— begin Provided records —

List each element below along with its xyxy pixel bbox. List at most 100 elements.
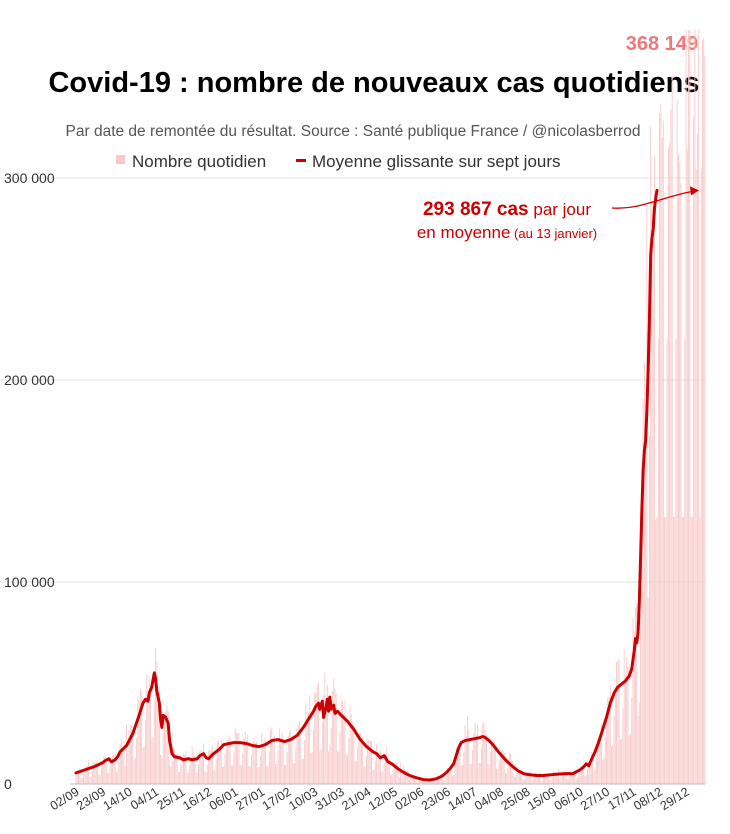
daily-bar [251, 754, 252, 784]
daily-bar [102, 761, 103, 784]
daily-bar [669, 142, 671, 784]
daily-bar [281, 732, 283, 784]
daily-bar [636, 603, 638, 784]
daily-bar [319, 750, 321, 784]
daily-bar [590, 752, 592, 784]
daily-bar [326, 684, 328, 784]
daily-bar [499, 754, 501, 784]
daily-bar [535, 772, 537, 784]
daily-bar [430, 779, 432, 784]
daily-bar [98, 775, 100, 784]
daily-bar [652, 206, 654, 784]
y-axis-ticks: 0 100 000 200 000 300 000 [4, 170, 55, 792]
daily-bar [702, 40, 703, 784]
daily-bar [419, 779, 420, 784]
daily-bar [253, 737, 255, 784]
daily-bar [335, 692, 337, 784]
daily-bar [282, 736, 284, 784]
daily-bar [146, 674, 148, 784]
daily-bar [229, 737, 231, 784]
daily-bar [206, 764, 208, 784]
daily-bar [136, 737, 138, 784]
daily-bar [409, 780, 410, 784]
daily-bar [366, 755, 367, 784]
daily-bar [179, 772, 181, 784]
daily-bar [391, 774, 393, 784]
daily-bar [237, 733, 239, 784]
daily-bar [208, 750, 210, 784]
daily-bar [530, 771, 532, 784]
daily-bar [128, 729, 130, 784]
daily-bar [263, 738, 265, 784]
daily-bar [475, 735, 477, 784]
daily-bar [425, 782, 427, 784]
daily-bar [603, 757, 605, 784]
daily-bar [511, 760, 513, 784]
daily-bar [268, 752, 270, 784]
daily-bar [241, 765, 242, 784]
daily-bar [578, 773, 580, 784]
daily-bar [155, 648, 157, 784]
daily-bar [114, 753, 116, 784]
daily-bar [695, 168, 697, 785]
daily-bar [220, 740, 222, 784]
daily-bar [118, 761, 120, 784]
daily-bar [223, 766, 225, 784]
daily-bar [683, 516, 684, 784]
daily-bar [99, 774, 101, 784]
daily-bar [276, 764, 278, 784]
daily-bar [372, 769, 374, 784]
daily-bar [397, 766, 399, 784]
daily-bar [103, 755, 105, 784]
daily-bar [333, 678, 335, 784]
daily-bar [187, 772, 189, 784]
daily-bar [448, 769, 450, 784]
daily-bar [311, 752, 313, 784]
daily-bar [434, 781, 436, 784]
daily-bar [359, 732, 361, 784]
daily-bar [584, 775, 586, 784]
daily-bar [112, 756, 114, 784]
daily-bar [569, 776, 571, 784]
daily-bar [585, 774, 587, 784]
daily-bar [358, 734, 360, 784]
daily-bar [633, 631, 635, 784]
daily-bar [371, 740, 372, 784]
daily-bar [436, 779, 438, 784]
daily-bar [235, 732, 237, 784]
daily-bar [691, 516, 693, 784]
daily-bar [622, 708, 624, 784]
daily-bar [233, 752, 235, 784]
daily-bar [277, 750, 279, 784]
daily-bar [121, 740, 122, 784]
daily-bar [379, 750, 381, 784]
daily-bar [258, 767, 260, 784]
daily-bar [481, 748, 482, 784]
daily-bar [526, 773, 528, 784]
daily-bar [672, 516, 674, 784]
daily-bar [532, 780, 534, 784]
daily-bar [93, 761, 95, 784]
daily-bar [249, 766, 251, 784]
daily-bar [306, 712, 308, 784]
daily-bar [328, 751, 330, 784]
daily-bar [560, 776, 562, 784]
daily-bar [525, 776, 527, 784]
daily-bar [239, 765, 241, 784]
daily-bar [654, 156, 655, 784]
daily-bar [439, 776, 441, 784]
legend-line-swatch [296, 159, 306, 162]
daily-bar [337, 751, 338, 784]
daily-bar [357, 747, 359, 784]
daily-bar [597, 737, 599, 784]
daily-bar [621, 739, 623, 784]
daily-bar [398, 777, 400, 784]
daily-bar [377, 751, 379, 784]
daily-bar [459, 738, 461, 784]
daily-bar [679, 162, 681, 784]
daily-bar [424, 779, 426, 784]
daily-bar [468, 729, 470, 784]
daily-bar [393, 762, 395, 784]
daily-bar [678, 154, 679, 784]
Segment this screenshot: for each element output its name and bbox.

— end Provided records —

**Brief**
Please gather every line of the material above that contains the string "element", and treat uppercase and lowercase letters as distinct.

**Completed exercise**
List each element below along with its xyxy pixel bbox. List at most 100 elements.
Segment this screenshot: for each element output its name and bbox.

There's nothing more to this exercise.